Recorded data
○ ○ ○ ○ ○ ○ ○

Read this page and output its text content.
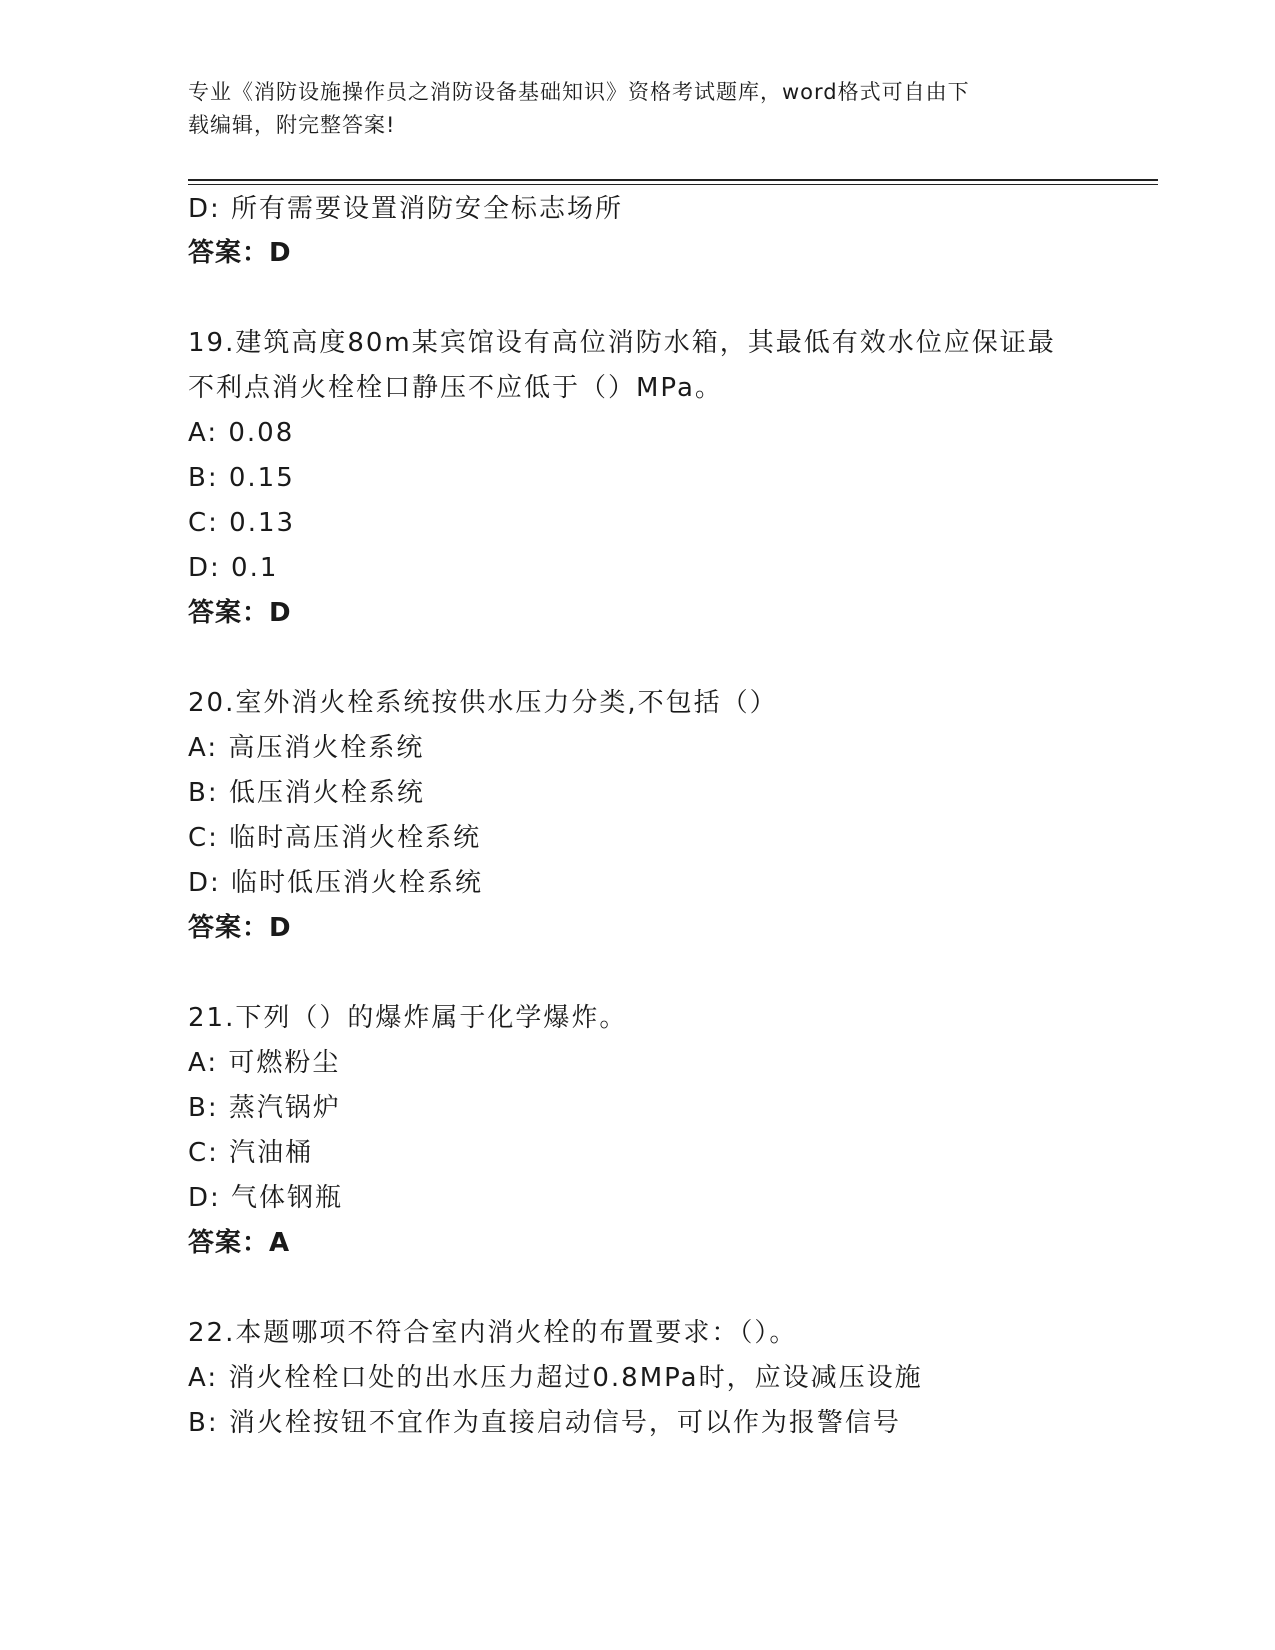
专业《消防设施操作员之消防设备基础知识》资格考试题库，word格式可自由下
载编辑，附完整答案!
D: 所有需要设置消防安全标志场所
答案：D
19.建筑高度80m某宾馆设有高位消防水箱，其最低有效水位应保证最
不利点消火栓栓口静压不应低于（）MPa。
A: 0.08
B: 0.15
C: 0.13
D: 0.1
答案：D
20.室外消火栓系统按供水压力分类,不包括（）
A: 高压消火栓系统
B: 低压消火栓系统
C: 临时高压消火栓系统
D: 临时低压消火栓系统
答案：D
21.下列（）的爆炸属于化学爆炸。
A: 可燃粉尘
B: 蒸汽锅炉
C: 汽油桶
D: 气体钢瓶
答案：A
22.本题哪项不符合室内消火栓的布置要求：（）。
A: 消火栓栓口处的出水压力超过0.8MPa时，应设减压设施
B: 消火栓按钮不宜作为直接启动信号，可以作为报警信号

○ ○ ○ ○ ○ ○ ○

◆ GIVEN REQUEST
Copy the material exactly. Do not include the pictures.

◆ COMPLETED EXERCISE
Read this page and output its text content.
专业《消防设施操作员之消防设备基础知识》资格考试题库，word格式可自由下
载编辑，附完整答案!
D: 所有需要设置消防安全标志场所
答案：D
19.建筑高度80m某宾馆设有高位消防水箱，其最低有效水位应保证最
不利点消火栓栓口静压不应低于（）MPa。
A: 0.08
B: 0.15
C: 0.13
D: 0.1
答案：D
20.室外消火栓系统按供水压力分类,不包括（）
A: 高压消火栓系统
B: 低压消火栓系统
C: 临时高压消火栓系统
D: 临时低压消火栓系统
答案：D
21.下列（）的爆炸属于化学爆炸。
A: 可燃粉尘
B: 蒸汽锅炉
C: 汽油桶
D: 气体钢瓶
答案：A
22.本题哪项不符合室内消火栓的布置要求：（）。
A: 消火栓栓口处的出水压力超过0.8MPa时，应设减压设施
B: 消火栓按钮不宜作为直接启动信号，可以作为报警信号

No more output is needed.